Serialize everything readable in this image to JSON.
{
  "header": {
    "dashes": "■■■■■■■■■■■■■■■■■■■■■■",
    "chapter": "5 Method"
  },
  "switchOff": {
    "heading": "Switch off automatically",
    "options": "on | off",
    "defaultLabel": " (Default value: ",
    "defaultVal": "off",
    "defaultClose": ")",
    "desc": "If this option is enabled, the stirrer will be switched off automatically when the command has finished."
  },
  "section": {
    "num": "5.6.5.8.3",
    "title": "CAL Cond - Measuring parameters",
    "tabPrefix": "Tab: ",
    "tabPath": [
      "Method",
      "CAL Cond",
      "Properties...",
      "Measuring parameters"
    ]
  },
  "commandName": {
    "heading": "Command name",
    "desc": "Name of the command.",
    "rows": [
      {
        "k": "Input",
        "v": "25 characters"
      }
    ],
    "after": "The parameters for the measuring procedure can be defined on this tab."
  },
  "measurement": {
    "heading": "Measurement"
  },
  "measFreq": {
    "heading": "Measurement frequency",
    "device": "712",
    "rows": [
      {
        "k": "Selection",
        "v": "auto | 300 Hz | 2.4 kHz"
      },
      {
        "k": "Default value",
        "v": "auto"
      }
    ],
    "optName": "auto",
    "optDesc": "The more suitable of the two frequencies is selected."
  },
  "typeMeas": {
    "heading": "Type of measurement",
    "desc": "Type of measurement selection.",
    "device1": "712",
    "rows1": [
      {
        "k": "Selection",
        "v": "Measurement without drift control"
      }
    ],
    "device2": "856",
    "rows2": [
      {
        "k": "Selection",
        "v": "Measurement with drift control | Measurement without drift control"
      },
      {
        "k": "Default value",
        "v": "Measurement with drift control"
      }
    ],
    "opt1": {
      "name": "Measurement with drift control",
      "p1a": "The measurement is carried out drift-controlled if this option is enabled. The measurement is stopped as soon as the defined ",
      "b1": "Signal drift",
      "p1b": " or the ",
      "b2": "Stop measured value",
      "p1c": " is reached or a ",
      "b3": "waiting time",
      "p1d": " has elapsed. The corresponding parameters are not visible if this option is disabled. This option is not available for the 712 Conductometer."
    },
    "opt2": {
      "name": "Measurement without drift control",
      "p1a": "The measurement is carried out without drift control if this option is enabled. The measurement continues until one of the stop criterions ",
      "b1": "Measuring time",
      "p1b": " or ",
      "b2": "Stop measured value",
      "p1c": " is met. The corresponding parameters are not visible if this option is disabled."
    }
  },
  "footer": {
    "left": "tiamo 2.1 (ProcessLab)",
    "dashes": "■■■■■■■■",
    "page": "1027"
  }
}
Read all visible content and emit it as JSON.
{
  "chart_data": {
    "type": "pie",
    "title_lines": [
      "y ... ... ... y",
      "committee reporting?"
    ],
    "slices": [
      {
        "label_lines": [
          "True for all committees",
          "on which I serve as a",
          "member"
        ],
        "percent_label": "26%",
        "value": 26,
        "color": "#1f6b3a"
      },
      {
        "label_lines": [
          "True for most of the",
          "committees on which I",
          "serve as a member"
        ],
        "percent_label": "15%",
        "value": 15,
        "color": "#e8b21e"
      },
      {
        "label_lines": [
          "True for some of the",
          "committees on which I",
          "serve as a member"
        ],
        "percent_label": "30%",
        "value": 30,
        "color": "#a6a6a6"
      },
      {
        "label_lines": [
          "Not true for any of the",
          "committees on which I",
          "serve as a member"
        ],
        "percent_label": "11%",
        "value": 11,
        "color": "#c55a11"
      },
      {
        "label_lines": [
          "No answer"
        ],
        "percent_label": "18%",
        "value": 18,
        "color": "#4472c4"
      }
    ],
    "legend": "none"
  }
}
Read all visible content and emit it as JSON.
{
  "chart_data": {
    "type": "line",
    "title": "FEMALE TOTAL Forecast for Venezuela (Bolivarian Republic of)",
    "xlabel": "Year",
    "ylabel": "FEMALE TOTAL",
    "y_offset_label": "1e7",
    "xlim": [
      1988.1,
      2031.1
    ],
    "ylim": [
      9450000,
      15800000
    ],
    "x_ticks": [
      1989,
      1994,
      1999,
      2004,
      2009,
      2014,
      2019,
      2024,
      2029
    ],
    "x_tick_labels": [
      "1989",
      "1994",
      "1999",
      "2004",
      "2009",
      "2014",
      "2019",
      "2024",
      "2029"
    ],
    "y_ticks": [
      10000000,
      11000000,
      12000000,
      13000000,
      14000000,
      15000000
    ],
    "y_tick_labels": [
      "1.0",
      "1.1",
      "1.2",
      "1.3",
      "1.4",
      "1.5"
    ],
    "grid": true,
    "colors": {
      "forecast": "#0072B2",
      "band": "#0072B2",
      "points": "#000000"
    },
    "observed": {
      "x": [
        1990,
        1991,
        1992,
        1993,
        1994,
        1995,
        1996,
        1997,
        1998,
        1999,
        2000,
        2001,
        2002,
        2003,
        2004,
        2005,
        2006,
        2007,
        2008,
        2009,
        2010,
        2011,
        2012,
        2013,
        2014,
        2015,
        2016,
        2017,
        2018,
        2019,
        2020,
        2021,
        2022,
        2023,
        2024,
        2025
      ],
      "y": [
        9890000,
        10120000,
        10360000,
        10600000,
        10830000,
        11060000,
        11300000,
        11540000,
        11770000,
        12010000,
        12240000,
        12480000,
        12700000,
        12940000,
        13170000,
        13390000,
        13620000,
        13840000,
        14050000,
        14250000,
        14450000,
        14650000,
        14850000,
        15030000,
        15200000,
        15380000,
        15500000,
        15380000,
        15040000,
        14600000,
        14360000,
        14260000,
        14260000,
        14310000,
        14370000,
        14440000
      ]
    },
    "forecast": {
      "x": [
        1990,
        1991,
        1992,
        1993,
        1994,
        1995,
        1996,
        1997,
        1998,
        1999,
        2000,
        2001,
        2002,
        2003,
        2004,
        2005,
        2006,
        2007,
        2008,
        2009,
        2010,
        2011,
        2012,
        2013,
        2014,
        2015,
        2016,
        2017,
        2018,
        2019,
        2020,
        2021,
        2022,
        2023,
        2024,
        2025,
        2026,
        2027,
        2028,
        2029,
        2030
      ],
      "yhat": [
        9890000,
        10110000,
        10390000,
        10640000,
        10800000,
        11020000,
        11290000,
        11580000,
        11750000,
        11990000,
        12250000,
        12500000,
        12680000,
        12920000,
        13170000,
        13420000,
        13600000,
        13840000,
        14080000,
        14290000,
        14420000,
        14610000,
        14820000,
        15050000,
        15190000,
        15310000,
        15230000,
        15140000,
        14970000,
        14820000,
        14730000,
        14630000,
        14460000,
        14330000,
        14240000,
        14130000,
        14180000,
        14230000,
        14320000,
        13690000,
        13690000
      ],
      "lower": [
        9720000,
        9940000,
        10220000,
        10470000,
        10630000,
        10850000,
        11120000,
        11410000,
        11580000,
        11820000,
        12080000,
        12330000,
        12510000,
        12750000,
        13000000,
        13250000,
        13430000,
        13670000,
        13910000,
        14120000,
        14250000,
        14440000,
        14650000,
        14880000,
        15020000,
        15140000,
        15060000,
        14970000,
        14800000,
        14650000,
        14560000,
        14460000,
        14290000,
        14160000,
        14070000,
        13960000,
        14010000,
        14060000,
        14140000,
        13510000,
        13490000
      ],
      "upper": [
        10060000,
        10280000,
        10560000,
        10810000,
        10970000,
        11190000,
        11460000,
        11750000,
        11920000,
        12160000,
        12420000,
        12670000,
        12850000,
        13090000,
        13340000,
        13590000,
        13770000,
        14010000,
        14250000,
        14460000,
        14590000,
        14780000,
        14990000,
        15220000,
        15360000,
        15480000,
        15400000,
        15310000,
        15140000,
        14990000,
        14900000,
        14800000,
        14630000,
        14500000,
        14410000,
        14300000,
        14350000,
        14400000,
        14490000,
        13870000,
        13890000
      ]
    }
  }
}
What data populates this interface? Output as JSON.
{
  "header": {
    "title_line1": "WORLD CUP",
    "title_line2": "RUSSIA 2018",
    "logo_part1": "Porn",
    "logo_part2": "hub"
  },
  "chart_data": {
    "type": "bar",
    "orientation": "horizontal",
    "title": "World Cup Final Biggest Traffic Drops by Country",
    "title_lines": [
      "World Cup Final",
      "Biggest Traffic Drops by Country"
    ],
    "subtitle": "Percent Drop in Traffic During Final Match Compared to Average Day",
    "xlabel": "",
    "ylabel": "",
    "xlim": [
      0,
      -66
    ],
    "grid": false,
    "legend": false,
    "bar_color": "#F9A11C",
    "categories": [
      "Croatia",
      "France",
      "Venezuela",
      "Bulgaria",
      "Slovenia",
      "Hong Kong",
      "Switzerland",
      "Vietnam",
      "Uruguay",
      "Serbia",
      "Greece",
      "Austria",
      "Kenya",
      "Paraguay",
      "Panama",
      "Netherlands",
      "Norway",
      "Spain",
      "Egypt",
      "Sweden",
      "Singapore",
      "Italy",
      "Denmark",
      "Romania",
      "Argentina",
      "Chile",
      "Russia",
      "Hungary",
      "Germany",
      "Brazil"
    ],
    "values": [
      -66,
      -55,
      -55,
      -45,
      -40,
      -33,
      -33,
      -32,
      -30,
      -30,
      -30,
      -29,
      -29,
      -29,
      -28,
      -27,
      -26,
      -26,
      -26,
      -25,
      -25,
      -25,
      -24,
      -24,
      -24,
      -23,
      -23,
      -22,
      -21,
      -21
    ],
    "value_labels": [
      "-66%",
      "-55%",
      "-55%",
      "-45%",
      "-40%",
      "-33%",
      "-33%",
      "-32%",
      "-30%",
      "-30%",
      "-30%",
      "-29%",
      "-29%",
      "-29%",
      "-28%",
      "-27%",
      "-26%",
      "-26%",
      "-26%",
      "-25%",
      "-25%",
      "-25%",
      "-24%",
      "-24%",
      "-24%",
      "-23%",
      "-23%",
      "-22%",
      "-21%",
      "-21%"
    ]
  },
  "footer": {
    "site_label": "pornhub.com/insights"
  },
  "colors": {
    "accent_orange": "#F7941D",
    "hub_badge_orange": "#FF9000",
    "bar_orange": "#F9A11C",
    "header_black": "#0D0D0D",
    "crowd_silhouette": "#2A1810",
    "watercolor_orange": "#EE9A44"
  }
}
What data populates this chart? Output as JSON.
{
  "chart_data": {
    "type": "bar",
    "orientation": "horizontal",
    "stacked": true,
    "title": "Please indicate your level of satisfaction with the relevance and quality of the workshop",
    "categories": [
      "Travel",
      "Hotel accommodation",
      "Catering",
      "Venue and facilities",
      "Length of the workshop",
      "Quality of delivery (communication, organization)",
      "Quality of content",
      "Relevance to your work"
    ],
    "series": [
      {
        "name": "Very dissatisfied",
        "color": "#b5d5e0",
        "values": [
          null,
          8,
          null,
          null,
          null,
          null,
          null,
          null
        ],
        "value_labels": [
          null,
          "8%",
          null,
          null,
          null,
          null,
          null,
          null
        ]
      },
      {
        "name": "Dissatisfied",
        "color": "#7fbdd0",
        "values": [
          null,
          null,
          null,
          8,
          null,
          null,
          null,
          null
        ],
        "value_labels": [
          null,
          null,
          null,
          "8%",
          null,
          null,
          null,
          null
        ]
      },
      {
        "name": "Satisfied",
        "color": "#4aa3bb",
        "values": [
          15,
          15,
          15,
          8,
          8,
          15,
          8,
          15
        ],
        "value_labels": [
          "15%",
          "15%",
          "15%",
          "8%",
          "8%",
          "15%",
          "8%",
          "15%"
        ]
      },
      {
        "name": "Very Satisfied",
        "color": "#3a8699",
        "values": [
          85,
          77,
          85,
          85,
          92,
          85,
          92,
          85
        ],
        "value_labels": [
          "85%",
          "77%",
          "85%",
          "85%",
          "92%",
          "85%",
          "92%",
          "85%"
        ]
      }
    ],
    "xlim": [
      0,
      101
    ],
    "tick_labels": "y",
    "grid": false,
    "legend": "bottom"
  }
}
##########
What is asked: Copy out every line from the data above that has "visible" in it.

Exercise solution:
      "p1d": " has elapsed. The corresponding parameters are not visible if this option is disabled. This option is not available for the 712 Conductometer."
      "p1c": " is met. The corresponding parameters are not visible if this option is disabled."
Read all visible content and emit it as JSON.
Read all visible content and emit it as JSON.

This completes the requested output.